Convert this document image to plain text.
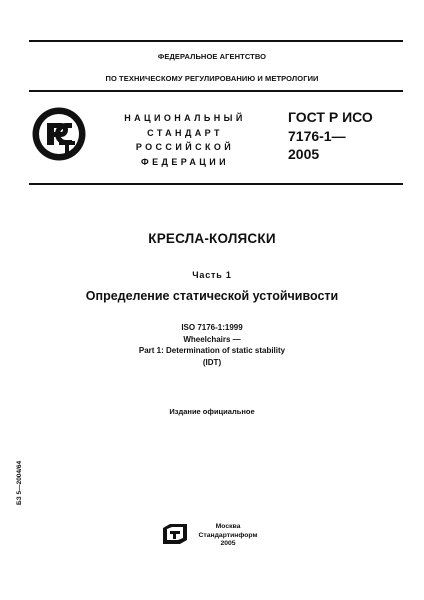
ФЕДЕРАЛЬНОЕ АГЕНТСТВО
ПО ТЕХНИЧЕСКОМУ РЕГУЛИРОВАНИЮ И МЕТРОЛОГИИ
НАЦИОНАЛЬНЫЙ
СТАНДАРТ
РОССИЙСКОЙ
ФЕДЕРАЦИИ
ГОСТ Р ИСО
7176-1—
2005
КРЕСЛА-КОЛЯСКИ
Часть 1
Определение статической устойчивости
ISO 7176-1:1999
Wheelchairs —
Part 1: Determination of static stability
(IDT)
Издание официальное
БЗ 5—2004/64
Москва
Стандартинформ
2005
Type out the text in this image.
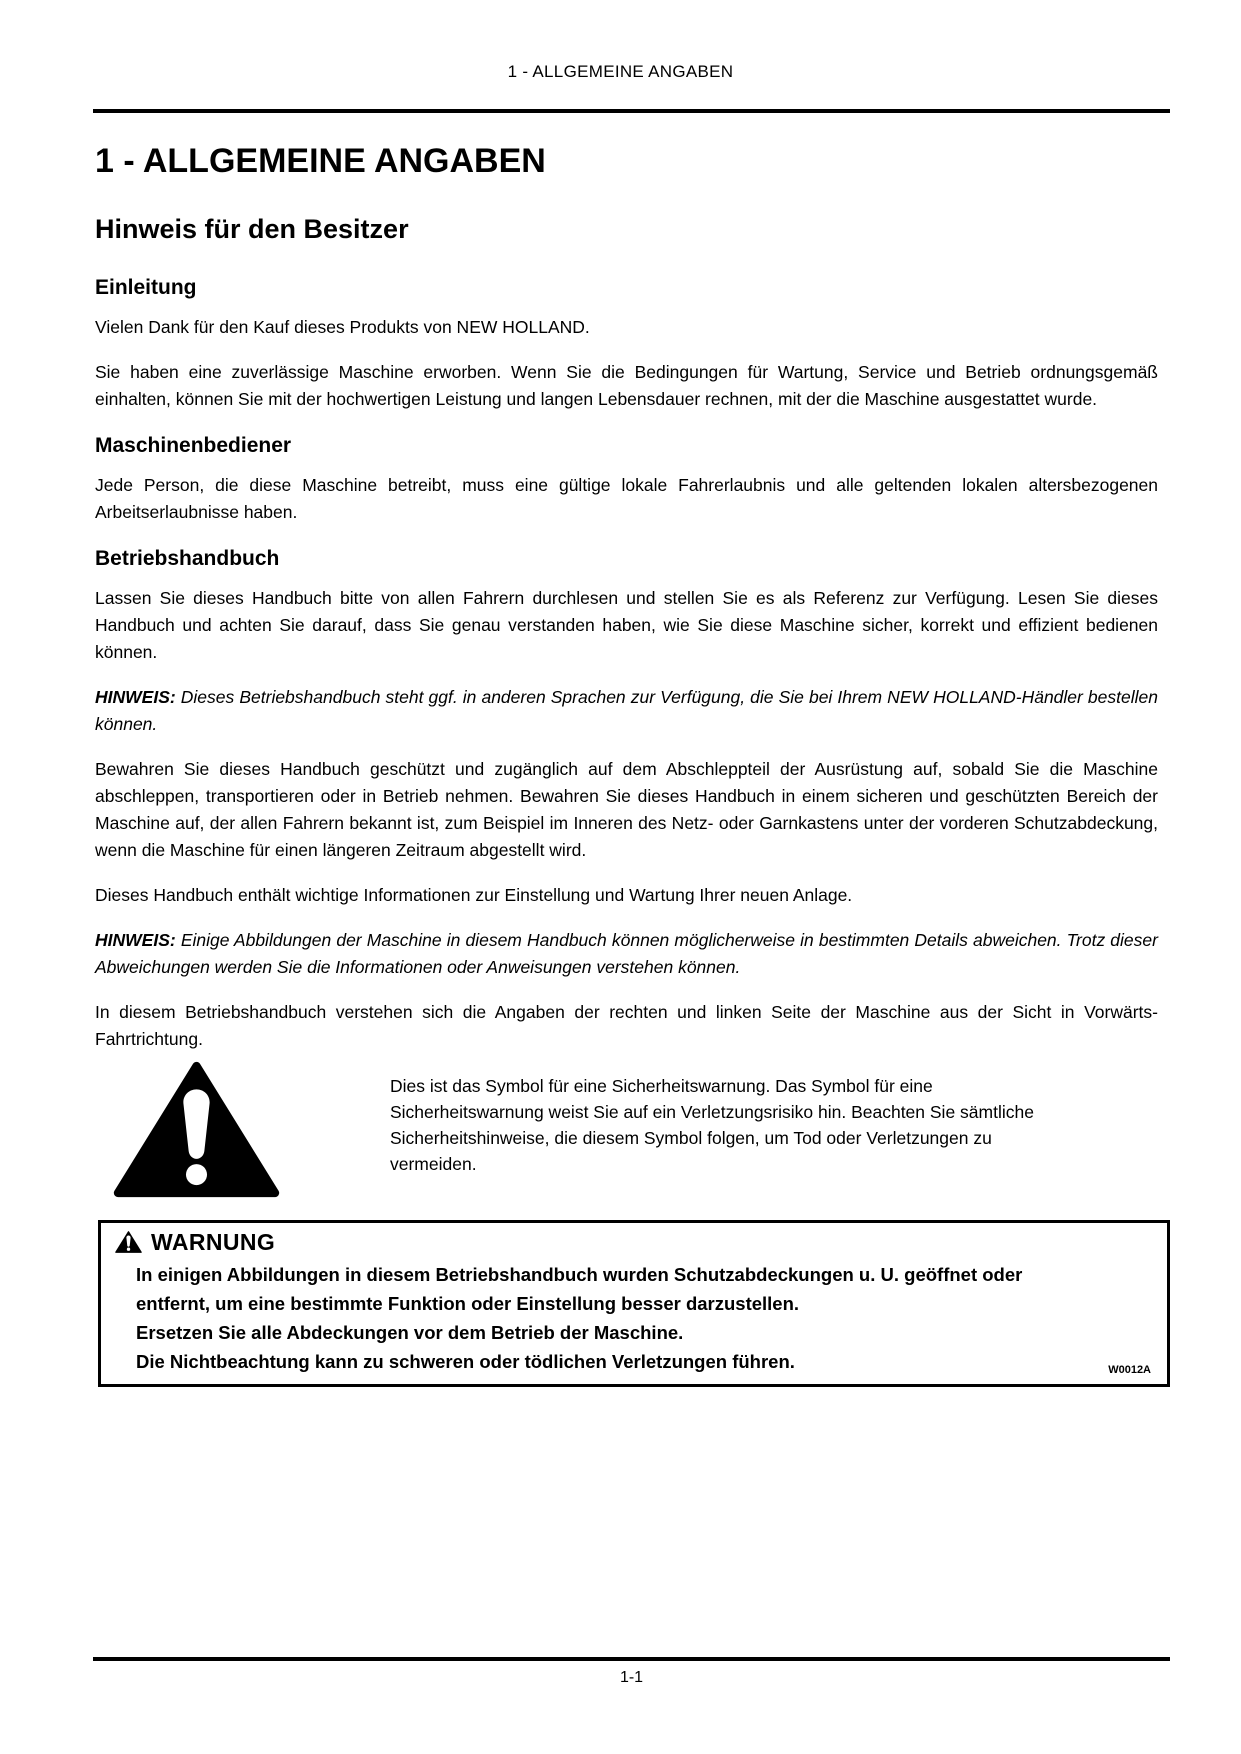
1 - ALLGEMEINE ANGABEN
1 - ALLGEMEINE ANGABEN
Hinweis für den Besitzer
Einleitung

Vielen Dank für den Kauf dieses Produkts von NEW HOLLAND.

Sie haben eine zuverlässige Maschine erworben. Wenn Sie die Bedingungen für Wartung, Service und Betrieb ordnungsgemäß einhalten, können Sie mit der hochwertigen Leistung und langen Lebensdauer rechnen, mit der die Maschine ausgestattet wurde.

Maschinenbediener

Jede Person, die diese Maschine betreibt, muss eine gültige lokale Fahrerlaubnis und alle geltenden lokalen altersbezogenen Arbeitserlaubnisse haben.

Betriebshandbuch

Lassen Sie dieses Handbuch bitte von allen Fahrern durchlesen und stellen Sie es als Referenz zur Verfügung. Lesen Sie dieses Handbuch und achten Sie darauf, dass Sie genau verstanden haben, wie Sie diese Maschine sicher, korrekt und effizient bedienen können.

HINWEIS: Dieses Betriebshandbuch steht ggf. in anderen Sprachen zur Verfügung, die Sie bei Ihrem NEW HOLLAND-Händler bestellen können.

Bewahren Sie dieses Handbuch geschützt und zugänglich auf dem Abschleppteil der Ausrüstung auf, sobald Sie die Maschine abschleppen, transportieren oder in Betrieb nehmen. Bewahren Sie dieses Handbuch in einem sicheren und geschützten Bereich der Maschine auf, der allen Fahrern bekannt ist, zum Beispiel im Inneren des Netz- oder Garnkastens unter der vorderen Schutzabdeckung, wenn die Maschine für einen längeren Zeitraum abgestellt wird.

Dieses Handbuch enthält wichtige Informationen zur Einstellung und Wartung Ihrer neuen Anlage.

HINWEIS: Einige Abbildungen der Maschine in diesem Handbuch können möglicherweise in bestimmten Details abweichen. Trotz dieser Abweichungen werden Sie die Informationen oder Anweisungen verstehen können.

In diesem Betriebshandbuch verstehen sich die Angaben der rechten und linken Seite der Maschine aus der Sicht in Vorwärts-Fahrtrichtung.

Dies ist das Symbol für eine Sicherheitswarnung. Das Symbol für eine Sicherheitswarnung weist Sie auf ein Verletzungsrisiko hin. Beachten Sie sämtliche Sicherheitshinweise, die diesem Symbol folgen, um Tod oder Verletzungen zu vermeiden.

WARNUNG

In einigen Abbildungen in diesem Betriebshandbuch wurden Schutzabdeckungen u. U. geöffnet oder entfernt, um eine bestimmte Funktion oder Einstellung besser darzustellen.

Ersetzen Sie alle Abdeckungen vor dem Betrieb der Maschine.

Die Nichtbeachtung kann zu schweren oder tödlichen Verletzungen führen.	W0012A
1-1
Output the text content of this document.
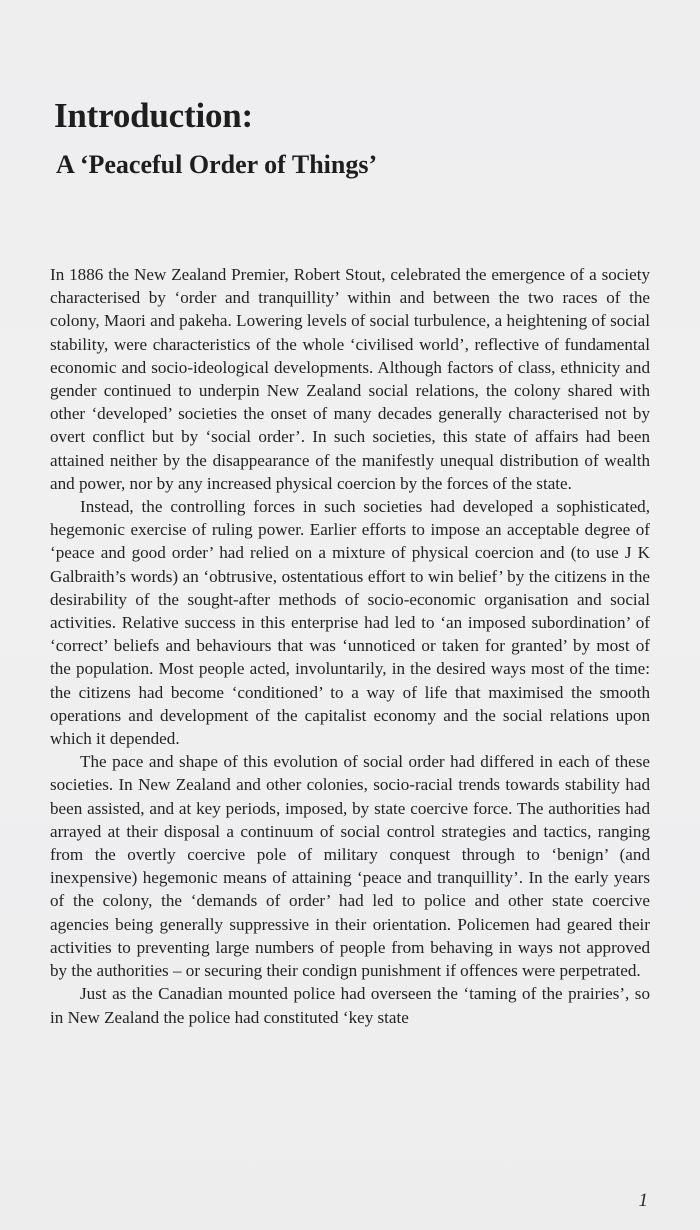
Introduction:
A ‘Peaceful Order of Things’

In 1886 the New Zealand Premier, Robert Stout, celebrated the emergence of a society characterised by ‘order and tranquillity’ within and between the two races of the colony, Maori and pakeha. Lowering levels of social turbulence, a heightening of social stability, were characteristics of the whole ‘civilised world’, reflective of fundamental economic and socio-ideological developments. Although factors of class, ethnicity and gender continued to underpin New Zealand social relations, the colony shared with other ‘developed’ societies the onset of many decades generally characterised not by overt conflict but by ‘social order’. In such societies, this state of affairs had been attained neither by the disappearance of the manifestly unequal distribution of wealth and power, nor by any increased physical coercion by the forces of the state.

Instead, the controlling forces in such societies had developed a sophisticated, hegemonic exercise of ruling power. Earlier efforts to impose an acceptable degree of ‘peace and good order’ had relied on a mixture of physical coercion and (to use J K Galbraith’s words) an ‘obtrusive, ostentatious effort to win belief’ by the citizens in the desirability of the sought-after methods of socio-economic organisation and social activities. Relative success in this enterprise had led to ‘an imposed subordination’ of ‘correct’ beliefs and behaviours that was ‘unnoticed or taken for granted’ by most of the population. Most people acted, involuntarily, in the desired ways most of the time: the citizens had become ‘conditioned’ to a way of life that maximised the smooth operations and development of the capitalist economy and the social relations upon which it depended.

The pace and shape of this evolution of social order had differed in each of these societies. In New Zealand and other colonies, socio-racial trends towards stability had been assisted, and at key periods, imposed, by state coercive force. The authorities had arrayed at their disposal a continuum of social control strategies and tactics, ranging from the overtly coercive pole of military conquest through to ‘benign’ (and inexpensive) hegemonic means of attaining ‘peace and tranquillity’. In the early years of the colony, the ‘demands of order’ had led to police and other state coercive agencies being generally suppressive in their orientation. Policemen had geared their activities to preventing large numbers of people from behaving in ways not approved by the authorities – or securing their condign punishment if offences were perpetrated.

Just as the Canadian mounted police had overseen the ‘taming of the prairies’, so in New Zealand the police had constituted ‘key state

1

------------------------------------------------------------------------

Pictures in the records should not appear in your copy, but everything else must be transcribed exactly.

Convert this document image to plain text.
ФЕДЕРАЛЬНОЕ АГЕНТСТВО
ПО ТЕХНИЧЕСКОМУ РЕГУЛИРОВАНИЮ И МЕТРОЛОГИИ
НАЦИОНАЛЬНЫЙ
СТАНДАРТ
РОССИЙСКОЙ
ФЕДЕРАЦИИ
ГОСТ Р ИСО
7176-1—
2005
КРЕСЛА-КОЛЯСКИ
Часть 1
Определение статической устойчивости
ISO 7176-1:1999
Wheelchairs —
Part 1: Determination of static stability
(IDT)
Издание официальное
БЗ 5—2004/64
Москва
Стандартинформ
2005
Type out the text in this image.
1 - ALLGEMEINE ANGABEN
1 - ALLGEMEINE ANGABEN
Hinweis für den Besitzer
Einleitung

Vielen Dank für den Kauf dieses Produkts von NEW HOLLAND.

Sie haben eine zuverlässige Maschine erworben. Wenn Sie die Bedingungen für Wartung, Service und Betrieb ordnungsgemäß einhalten, können Sie mit der hochwertigen Leistung und langen Lebensdauer rechnen, mit der die Maschine ausgestattet wurde.

Maschinenbediener

Jede Person, die diese Maschine betreibt, muss eine gültige lokale Fahrerlaubnis und alle geltenden lokalen altersbezogenen Arbeitserlaubnisse haben.

Betriebshandbuch

Lassen Sie dieses Handbuch bitte von allen Fahrern durchlesen und stellen Sie es als Referenz zur Verfügung. Lesen Sie dieses Handbuch und achten Sie darauf, dass Sie genau verstanden haben, wie Sie diese Maschine sicher, korrekt und effizient bedienen können.

HINWEIS: Dieses Betriebshandbuch steht ggf. in anderen Sprachen zur Verfügung, die Sie bei Ihrem NEW HOLLAND-Händler bestellen können.

Bewahren Sie dieses Handbuch geschützt und zugänglich auf dem Abschleppteil der Ausrüstung auf, sobald Sie die Maschine abschleppen, transportieren oder in Betrieb nehmen. Bewahren Sie dieses Handbuch in einem sicheren und geschützten Bereich der Maschine auf, der allen Fahrern bekannt ist, zum Beispiel im Inneren des Netz- oder Garnkastens unter der vorderen Schutzabdeckung, wenn die Maschine für einen längeren Zeitraum abgestellt wird.

Dieses Handbuch enthält wichtige Informationen zur Einstellung und Wartung Ihrer neuen Anlage.

HINWEIS: Einige Abbildungen der Maschine in diesem Handbuch können möglicherweise in bestimmten Details abweichen. Trotz dieser Abweichungen werden Sie die Informationen oder Anweisungen verstehen können.

In diesem Betriebshandbuch verstehen sich die Angaben der rechten und linken Seite der Maschine aus der Sicht in Vorwärts-Fahrtrichtung.

Dies ist das Symbol für eine Sicherheitswarnung. Das Symbol für eine Sicherheitswarnung weist Sie auf ein Verletzungsrisiko hin. Beachten Sie sämtliche Sicherheitshinweise, die diesem Symbol folgen, um Tod oder Verletzungen zu vermeiden.

WARNUNG

In einigen Abbildungen in diesem Betriebshandbuch wurden Schutzabdeckungen u. U. geöffnet oder entfernt, um eine bestimmte Funktion oder Einstellung besser darzustellen.

Ersetzen Sie alle Abdeckungen vor dem Betrieb der Maschine.

Die Nichtbeachtung kann zu schweren oder tödlichen Verletzungen führen.	W0012A
1-1
Output the text content of this document.
Introduction:
A ‘Peaceful Order of Things’

In 1886 the New Zealand Premier, Robert Stout, celebrated the emergence of a society characterised by ‘order and tranquillity’ within and between the two races of the colony, Maori and pakeha. Lowering levels of social turbulence, a heightening of social stability, were characteristics of the whole ‘civilised world’, reflective of fundamental economic and socio-ideological developments. Although factors of class, ethnicity and gender continued to underpin New Zealand social relations, the colony shared with other ‘developed’ societies the onset of many decades generally characterised not by overt conflict but by ‘social order’. In such societies, this state of affairs had been attained neither by the disappearance of the manifestly unequal distribution of wealth and power, nor by any increased physical coercion by the forces of the state.

Instead, the controlling forces in such societies had developed a sophisticated, hegemonic exercise of ruling power. Earlier efforts to impose an acceptable degree of ‘peace and good order’ had relied on a mixture of physical coercion and (to use J K Galbraith’s words) an ‘obtrusive, ostentatious effort to win belief’ by the citizens in the desirability of the sought-after methods of socio-economic organisation and social activities. Relative success in this enterprise had led to ‘an imposed subordination’ of ‘correct’ beliefs and behaviours that was ‘unnoticed or taken for granted’ by most of the population. Most people acted, involuntarily, in the desired ways most of the time: the citizens had become ‘conditioned’ to a way of life that maximised the smooth operations and development of the capitalist economy and the social relations upon which it depended.

The pace and shape of this evolution of social order had differed in each of these societies. In New Zealand and other colonies, socio-racial trends towards stability had been assisted, and at key periods, imposed, by state coercive force. The authorities had arrayed at their disposal a continuum of social control strategies and tactics, ranging from the overtly coercive pole of military conquest through to ‘benign’ (and inexpensive) hegemonic means of attaining ‘peace and tranquillity’. In the early years of the colony, the ‘demands of order’ had led to police and other state coercive agencies being generally suppressive in their orientation. Policemen had geared their activities to preventing large numbers of people from behaving in ways not approved by the authorities – or securing their condign punishment if offences were perpetrated.

Just as the Canadian mounted police had overseen the ‘taming of the prairies’, so in New Zealand the police had constituted ‘key state

1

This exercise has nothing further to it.